Your objective:
Extract the records below word for word and ignore the images.

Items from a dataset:
--------------------------------

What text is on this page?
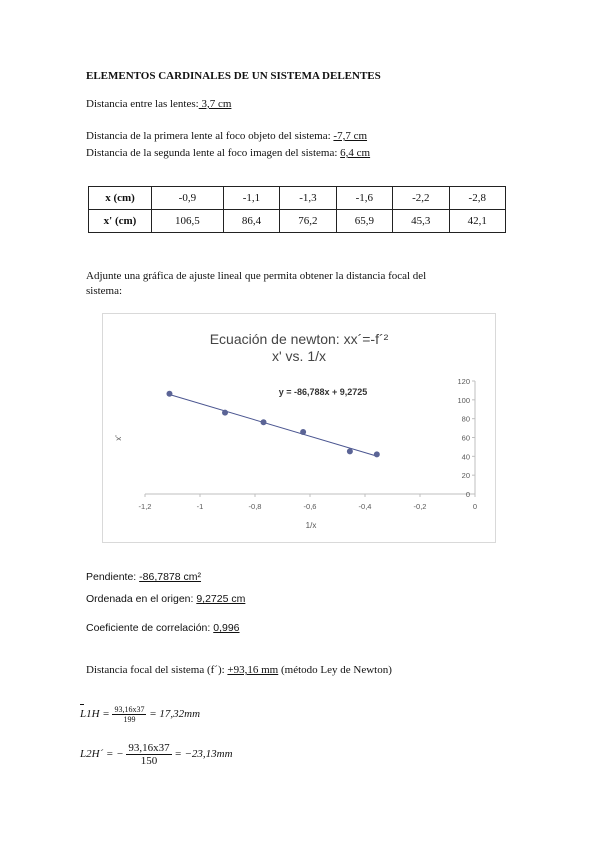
ELEMENTOS CARDINALES DE UN SISTEMA DELENTES
Distancia entre las lentes: 3,7 cm
Distancia de la primera lente al foco objeto del sistema: -7,7 cm
Distancia de la segunda lente al foco imagen del sistema: 6,4 cm
x (cm)	-0,9	-1,1	-1,3	-1,6	-2,2	-2,8
x' (cm)	106,5	86,4	76,2	65,9	45,3	42,1
Adjunte una gráfica de ajuste lineal que permita obtener la distancia focal del
sistema:
Ecuación de newton: xx´=-f´²
x' vs. 1/x
y = -86,788x + 9,2725
0
20
40
60
80
100
120
-1,2	-1	-0,8	-0,6	-0,4	-0,2	0
1/x
x'
Pendiente: -86,7878 cm²
Ordenada en el origen: 9,2725 cm
Coeficiente de correlación: 0,996
Distancia focal del sistema (f´): +93,16 mm (método Ley de Newton)
$L1H = \frac{93,16x37}{199} = 17,32mm$
L2H´ = − $\frac{93,16x37}{150} = -23,13mm$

--------------------------------

Finished task:
What text is on this page?
ELEMENTOS CARDINALES DE UN SISTEMA DELENTES
Distancia entre las lentes: 3,7 cm
Distancia de la primera lente al foco objeto del sistema: -7,7 cm
Distancia de la segunda lente al foco imagen del sistema: 6,4 cm
x (cm)	-0,9	-1,1	-1,3	-1,6	-2,2	-2,8
x' (cm)	106,5	86,4	76,2	65,9	45,3	42,1
Adjunte una gráfica de ajuste lineal que permita obtener la distancia focal del
sistema:
Ecuación de newton: xx´=-f´²
x' vs. 1/x
y = -86,788x + 9,2725
0
20
40
60
80
100
120
-1,2	-1	-0,8	-0,6	-0,4	-0,2	0
1/x
x'
Pendiente: -86,7878 cm²
Ordenada en el origen: 9,2725 cm
Coeficiente de correlación: 0,996
Distancia focal del sistema (f´): +93,16 mm (método Ley de Newton)
$L1H = \frac{93,16x37}{199} = 17,32mm$
L2H´ = − $\frac{93,16x37}{150} = -23,13mm$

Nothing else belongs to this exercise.